» Raw data

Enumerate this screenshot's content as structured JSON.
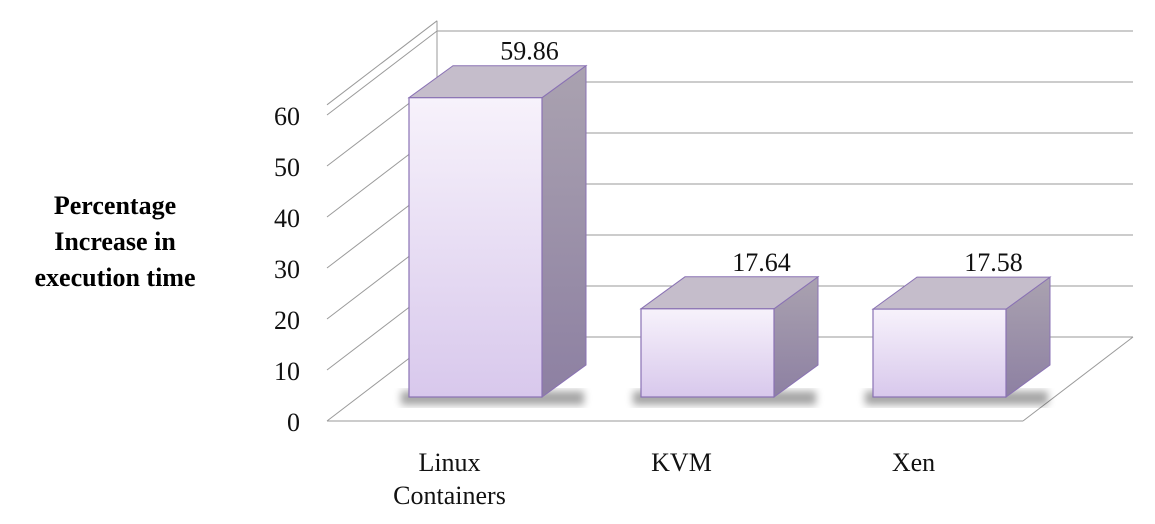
{
  "chart_data": {
    "type": "bar",
    "style": "3d",
    "categories": [
      "Linux Containers",
      "KVM",
      "Xen"
    ],
    "category_lines": [
      [
        "Linux",
        "Containers"
      ],
      [
        "KVM"
      ],
      [
        "Xen"
      ]
    ],
    "values": [
      59.86,
      17.64,
      17.58
    ],
    "data_labels": [
      "59.86",
      "17.64",
      "17.58"
    ],
    "title": "",
    "xlabel": "",
    "ylabel": "Percentage Increase in execution time",
    "ylabel_lines": [
      "Percentage",
      "Increase in",
      "execution time"
    ],
    "ylim": [
      0,
      60
    ],
    "yticks": [
      0,
      10,
      20,
      30,
      40,
      50,
      60
    ],
    "grid": true,
    "legend": "none",
    "colors": {
      "bar_front_top": "#f7f2fb",
      "bar_front_bottom": "#d8c8ec",
      "bar_side_top": "#aaa2b0",
      "bar_side_bottom": "#8d80a2",
      "bar_top": "#c5bdcb",
      "bar_edge": "#8a72b4",
      "grid": "#9a9a9a"
    }
  }
}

» Directions for this task
Find and count the lines of the data that include the string "execution", and report that figure by itself.

» The answer
2